┌─ Data to use

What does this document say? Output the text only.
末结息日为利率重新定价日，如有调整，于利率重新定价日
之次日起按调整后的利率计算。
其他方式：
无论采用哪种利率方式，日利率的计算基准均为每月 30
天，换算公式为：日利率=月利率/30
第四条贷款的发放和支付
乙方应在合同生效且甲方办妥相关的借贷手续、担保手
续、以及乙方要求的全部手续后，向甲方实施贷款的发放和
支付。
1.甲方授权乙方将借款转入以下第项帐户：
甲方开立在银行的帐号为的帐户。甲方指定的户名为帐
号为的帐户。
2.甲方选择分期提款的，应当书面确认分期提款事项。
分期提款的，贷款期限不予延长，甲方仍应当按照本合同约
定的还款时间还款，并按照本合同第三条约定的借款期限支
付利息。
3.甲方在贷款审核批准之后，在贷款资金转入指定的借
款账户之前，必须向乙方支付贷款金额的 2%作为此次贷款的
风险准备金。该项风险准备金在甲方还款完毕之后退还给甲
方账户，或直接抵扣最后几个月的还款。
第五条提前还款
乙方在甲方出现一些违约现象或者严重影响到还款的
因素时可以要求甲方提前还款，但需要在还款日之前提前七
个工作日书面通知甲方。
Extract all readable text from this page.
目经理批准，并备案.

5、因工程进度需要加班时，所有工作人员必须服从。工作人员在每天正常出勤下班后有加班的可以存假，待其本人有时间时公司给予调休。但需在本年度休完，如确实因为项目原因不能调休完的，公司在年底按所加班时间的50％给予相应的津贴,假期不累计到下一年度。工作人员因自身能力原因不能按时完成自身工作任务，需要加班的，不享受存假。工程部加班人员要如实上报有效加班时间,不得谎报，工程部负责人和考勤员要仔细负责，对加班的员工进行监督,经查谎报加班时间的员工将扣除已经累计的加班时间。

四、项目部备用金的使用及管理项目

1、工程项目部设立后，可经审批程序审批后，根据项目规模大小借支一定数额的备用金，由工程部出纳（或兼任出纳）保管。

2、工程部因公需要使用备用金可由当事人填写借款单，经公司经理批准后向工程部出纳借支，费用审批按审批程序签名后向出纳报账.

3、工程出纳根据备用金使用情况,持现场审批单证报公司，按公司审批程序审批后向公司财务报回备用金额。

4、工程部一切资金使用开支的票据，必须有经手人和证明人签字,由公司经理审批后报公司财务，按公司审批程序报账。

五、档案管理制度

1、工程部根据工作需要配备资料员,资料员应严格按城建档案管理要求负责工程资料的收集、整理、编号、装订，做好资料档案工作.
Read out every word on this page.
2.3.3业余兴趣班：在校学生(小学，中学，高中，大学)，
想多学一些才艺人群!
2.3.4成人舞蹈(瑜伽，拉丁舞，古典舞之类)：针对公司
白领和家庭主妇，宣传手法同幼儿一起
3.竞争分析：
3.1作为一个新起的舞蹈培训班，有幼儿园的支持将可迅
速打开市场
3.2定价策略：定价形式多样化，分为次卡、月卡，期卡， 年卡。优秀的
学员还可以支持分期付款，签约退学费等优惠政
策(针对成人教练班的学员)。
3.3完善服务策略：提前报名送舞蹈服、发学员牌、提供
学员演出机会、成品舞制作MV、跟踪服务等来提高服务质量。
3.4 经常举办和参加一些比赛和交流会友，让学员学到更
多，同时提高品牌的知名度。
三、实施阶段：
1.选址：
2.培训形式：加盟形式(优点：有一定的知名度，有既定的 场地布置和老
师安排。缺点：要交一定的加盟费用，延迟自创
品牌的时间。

└─

• _Written task_
Copy out exactly the lines from the line with "Extract all readable text from this page." to the end of the listing, including both of those lines, and give nothing else.

• _Task answer_
Extract all readable text from this page.
目经理批准，并备案.

5、因工程进度需要加班时，所有工作人员必须服从。工作人员在每天正常出勤下班后有加班的可以存假，待其本人有时间时公司给予调休。但需在本年度休完，如确实因为项目原因不能调休完的，公司在年底按所加班时间的50％给予相应的津贴,假期不累计到下一年度。工作人员因自身能力原因不能按时完成自身工作任务，需要加班的，不享受存假。工程部加班人员要如实上报有效加班时间,不得谎报，工程部负责人和考勤员要仔细负责，对加班的员工进行监督,经查谎报加班时间的员工将扣除已经累计的加班时间。

四、项目部备用金的使用及管理项目

1、工程项目部设立后，可经审批程序审批后，根据项目规模大小借支一定数额的备用金，由工程部出纳（或兼任出纳）保管。

2、工程部因公需要使用备用金可由当事人填写借款单，经公司经理批准后向工程部出纳借支，费用审批按审批程序签名后向出纳报账.

3、工程出纳根据备用金使用情况,持现场审批单证报公司，按公司审批程序审批后向公司财务报回备用金额。

4、工程部一切资金使用开支的票据，必须有经手人和证明人签字,由公司经理审批后报公司财务，按公司审批程序报账。

五、档案管理制度

1、工程部根据工作需要配备资料员,资料员应严格按城建档案管理要求负责工程资料的收集、整理、编号、装订，做好资料档案工作.
Read out every word on this page.
2.3.3业余兴趣班：在校学生(小学，中学，高中，大学)，
想多学一些才艺人群!
2.3.4成人舞蹈(瑜伽，拉丁舞，古典舞之类)：针对公司
白领和家庭主妇，宣传手法同幼儿一起
3.竞争分析：
3.1作为一个新起的舞蹈培训班，有幼儿园的支持将可迅
速打开市场
3.2定价策略：定价形式多样化，分为次卡、月卡，期卡， 年卡。优秀的
学员还可以支持分期付款，签约退学费等优惠政
策(针对成人教练班的学员)。
3.3完善服务策略：提前报名送舞蹈服、发学员牌、提供
学员演出机会、成品舞制作MV、跟踪服务等来提高服务质量。
3.4 经常举办和参加一些比赛和交流会友，让学员学到更
多，同时提高品牌的知名度。
三、实施阶段：
1.选址：
2.培训形式：加盟形式(优点：有一定的知名度，有既定的 场地布置和老
师安排。缺点：要交一定的加盟费用，延迟自创
品牌的时间。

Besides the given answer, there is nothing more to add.